Find the word "mass" in the listing; pull out each line holding it.

Source records:
========

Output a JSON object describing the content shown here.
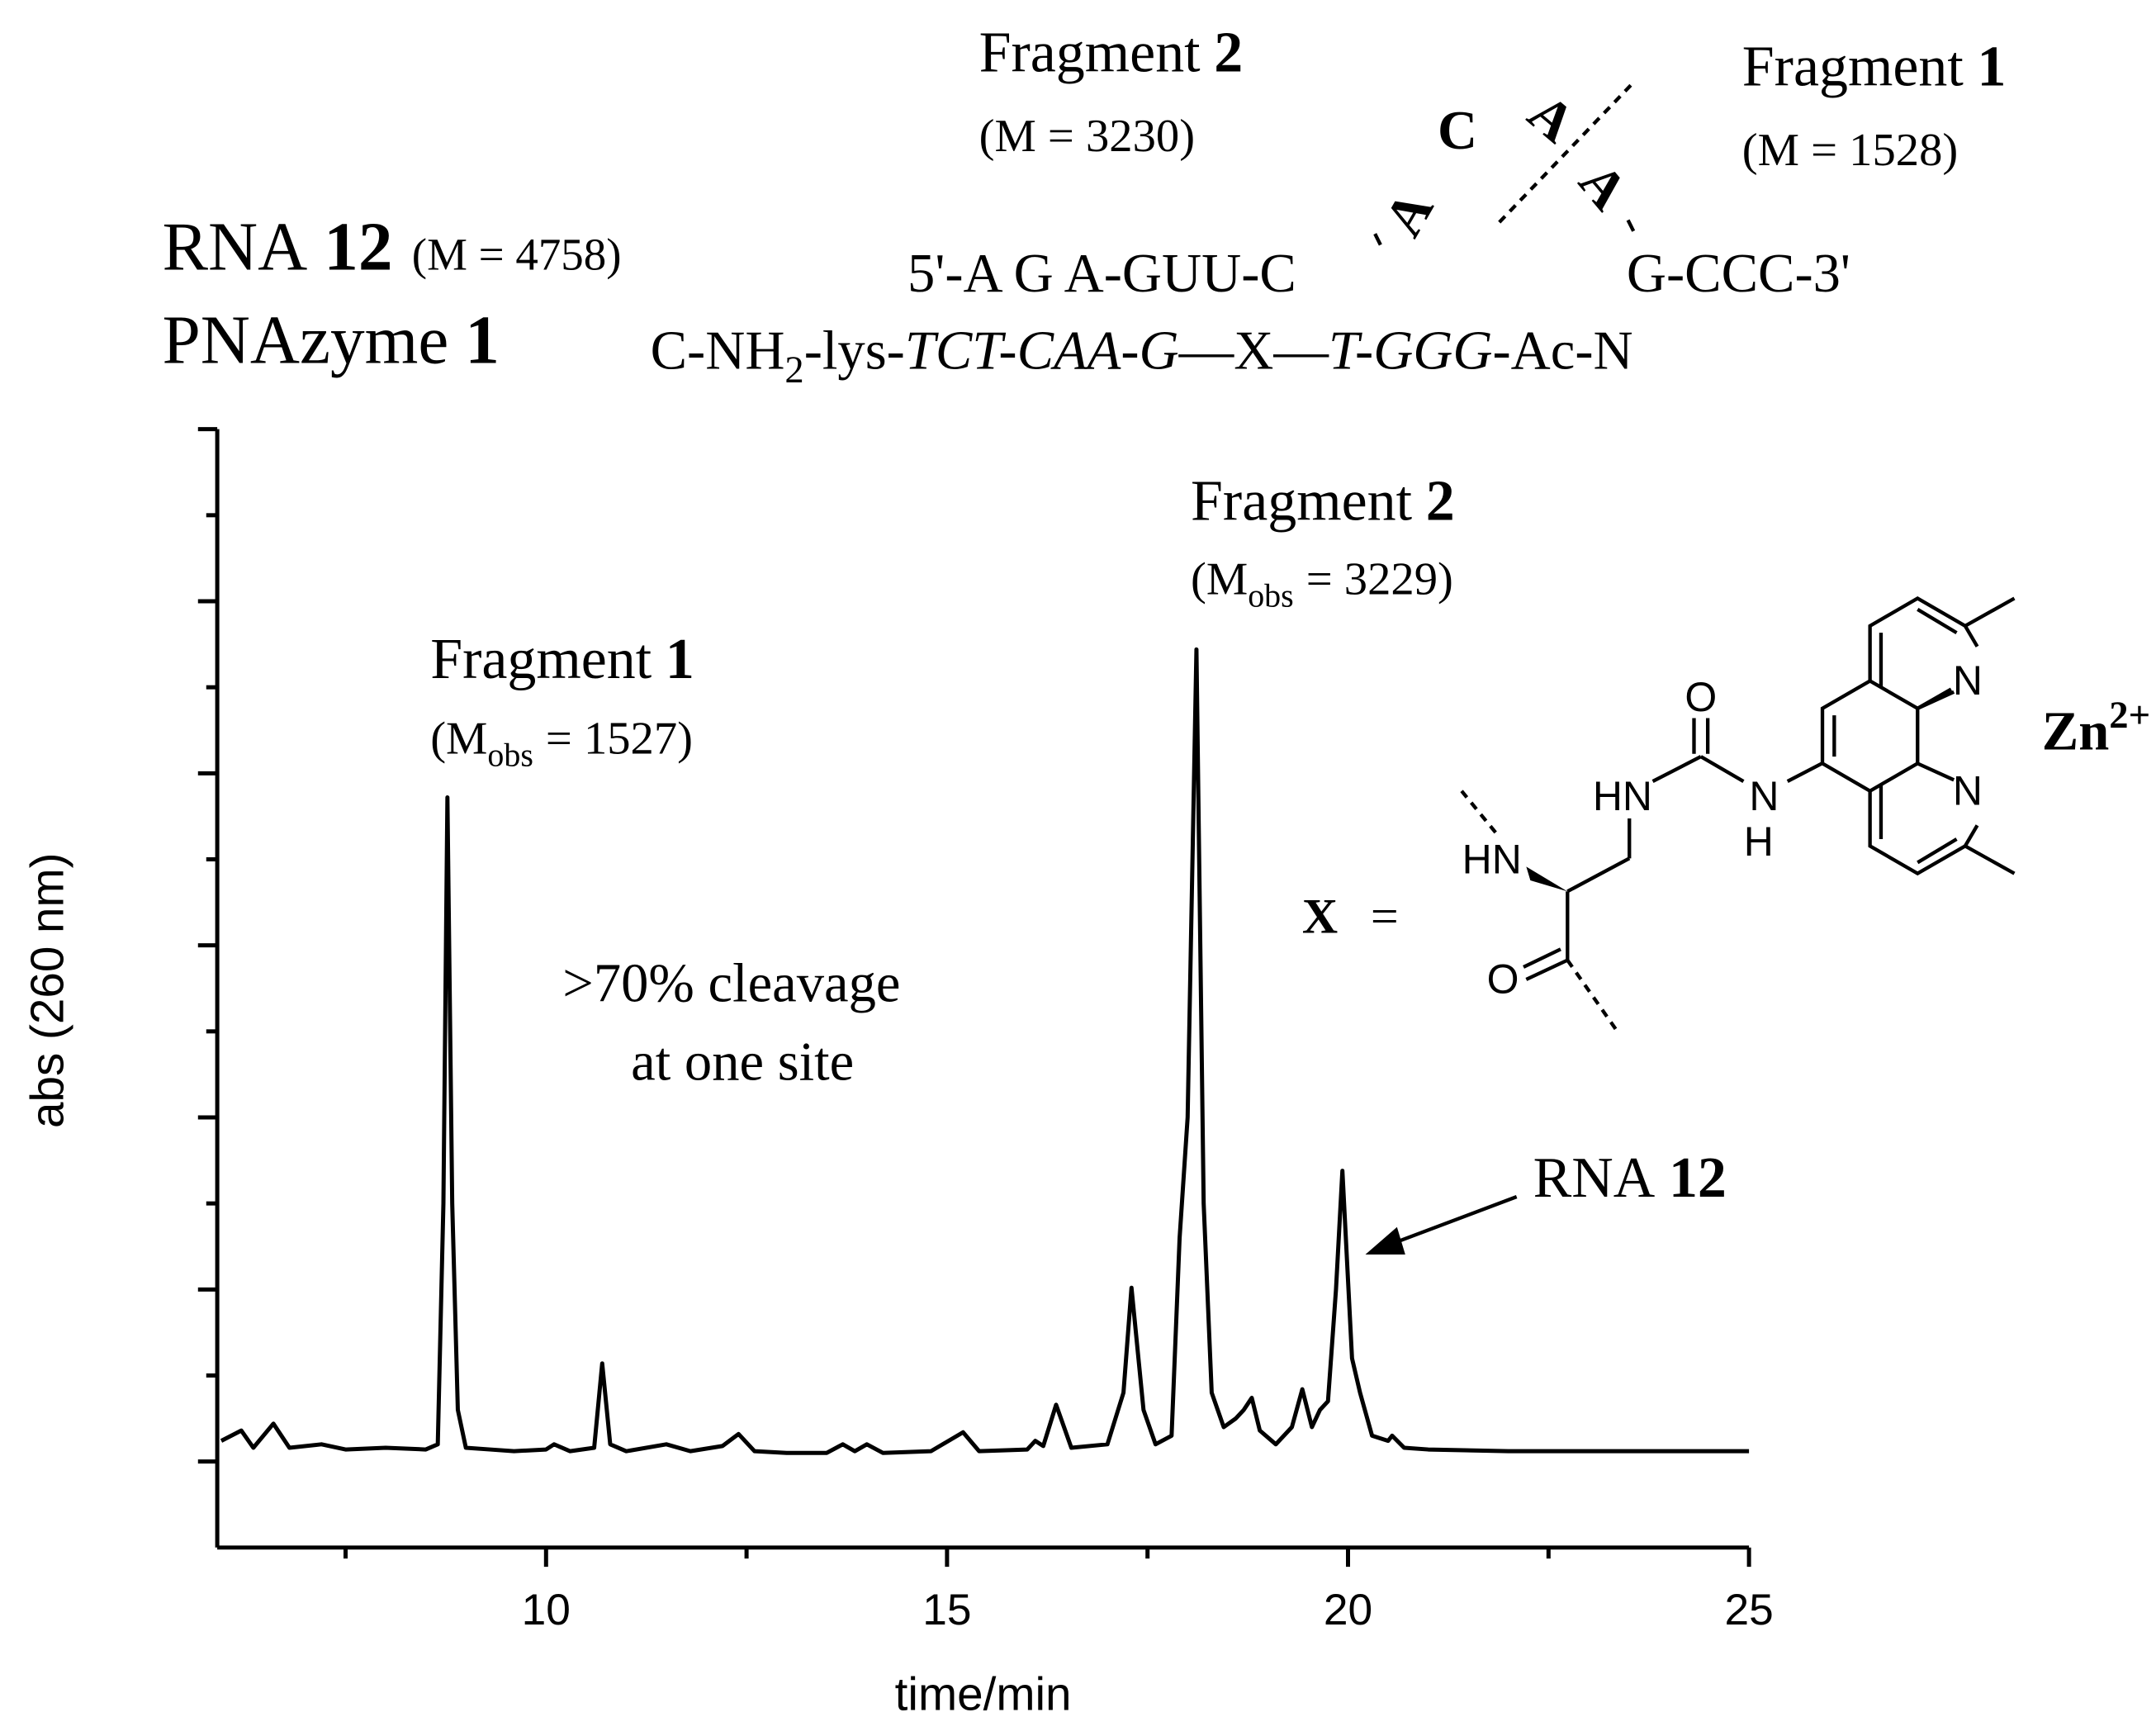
{
  "header": {
    "rna": {
      "name": "RNA",
      "number": "12",
      "mass": "(M = 4758)"
    },
    "pnazyme": {
      "name": "PNAzyme",
      "number": "1"
    },
    "rna_sequence": {
      "left": "5'-A G A-GUU-C",
      "loop": [
        "A",
        "C",
        "A",
        "A"
      ],
      "right": "G-CCC-3'"
    },
    "pna_sequence": [
      "C-NH",
      "2",
      "-lys-",
      "TCT-CAA-G",
      "—X—",
      "T-GGG",
      "-Ac-N"
    ],
    "fragment_2": {
      "name": "Fragment",
      "number": "2",
      "mass": "(M = 3230)"
    },
    "fragment_1": {
      "name": "Fragment",
      "number": "1",
      "mass": "(M = 1528)"
    }
  },
  "chart_data": {
    "type": "line",
    "xlabel": "time/min",
    "ylabel": "abs (260 nm)",
    "color": "#000000",
    "x": [
      5.95,
      6.2,
      6.35,
      6.6,
      6.8,
      7.2,
      7.5,
      8.0,
      8.5,
      8.65,
      8.72,
      8.77,
      8.83,
      8.9,
      9.0,
      9.3,
      9.6,
      10.0,
      10.1,
      10.3,
      10.6,
      10.7,
      10.8,
      11.0,
      11.5,
      11.8,
      12.2,
      12.4,
      12.6,
      13.0,
      13.5,
      13.7,
      13.85,
      14.0,
      14.2,
      14.8,
      15.2,
      15.4,
      16.0,
      16.1,
      16.2,
      16.36,
      16.55,
      17.0,
      17.2,
      17.3,
      17.45,
      17.6,
      17.8,
      17.9,
      18.0,
      18.11,
      18.2,
      18.3,
      18.45,
      18.6,
      18.7,
      18.8,
      18.9,
      19.1,
      19.3,
      19.43,
      19.55,
      19.65,
      19.75,
      19.85,
      19.93,
      20.05,
      20.15,
      20.3,
      20.5,
      20.55,
      20.7,
      21.0,
      22.0,
      25.0
    ],
    "values": [
      0.12,
      0.18,
      0.08,
      0.22,
      0.08,
      0.1,
      0.07,
      0.08,
      0.07,
      0.1,
      1.5,
      3.86,
      1.5,
      0.3,
      0.08,
      0.07,
      0.06,
      0.07,
      0.1,
      0.06,
      0.08,
      0.57,
      0.1,
      0.06,
      0.1,
      0.06,
      0.09,
      0.16,
      0.06,
      0.05,
      0.05,
      0.1,
      0.06,
      0.1,
      0.05,
      0.06,
      0.17,
      0.06,
      0.07,
      0.12,
      0.09,
      0.33,
      0.08,
      0.1,
      0.4,
      1.01,
      0.3,
      0.1,
      0.15,
      1.3,
      2.0,
      4.72,
      1.5,
      0.4,
      0.2,
      0.25,
      0.3,
      0.37,
      0.18,
      0.1,
      0.2,
      0.42,
      0.2,
      0.3,
      0.35,
      1.0,
      1.69,
      0.6,
      0.4,
      0.15,
      0.12,
      0.15,
      0.08,
      0.07,
      0.06,
      0.06
    ],
    "xlim": [
      5.9,
      25
    ],
    "ylim": [
      -0.5,
      6
    ],
    "xticks": [
      10,
      15,
      20,
      25
    ],
    "xminorticks": [
      7.5,
      12.5,
      17.5,
      22.5
    ],
    "yticks": [
      0,
      1,
      2,
      3,
      4,
      5,
      6
    ],
    "yminorticks": [
      0.5,
      1.5,
      2.5,
      3.5,
      4.5,
      5.5
    ],
    "annotations": [
      {
        "name": "Fragment",
        "number": "1",
        "mass": [
          "(M",
          "obs",
          "= 1527)"
        ]
      },
      {
        "name": "Fragment",
        "number": "2",
        "mass": [
          "(M",
          "obs",
          "= 3229)"
        ]
      }
    ],
    "note": [
      ">70% cleavage",
      "at one site"
    ],
    "arrow_label": {
      "name": "RNA",
      "number": "12"
    }
  },
  "structure": {
    "x_label": "X",
    "equals": "=",
    "atoms": [
      "HN",
      "O",
      "HN",
      "N",
      "H",
      "O",
      "N",
      "N"
    ],
    "metal": [
      "Zn",
      "2+"
    ]
  }
}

========

● **PROBLEM SOLUTION**
      "mass": "(M = 4758)"
      "mass": "(M = 3230)"
      "mass": "(M = 1528)"
        "mass": [
        "mass": [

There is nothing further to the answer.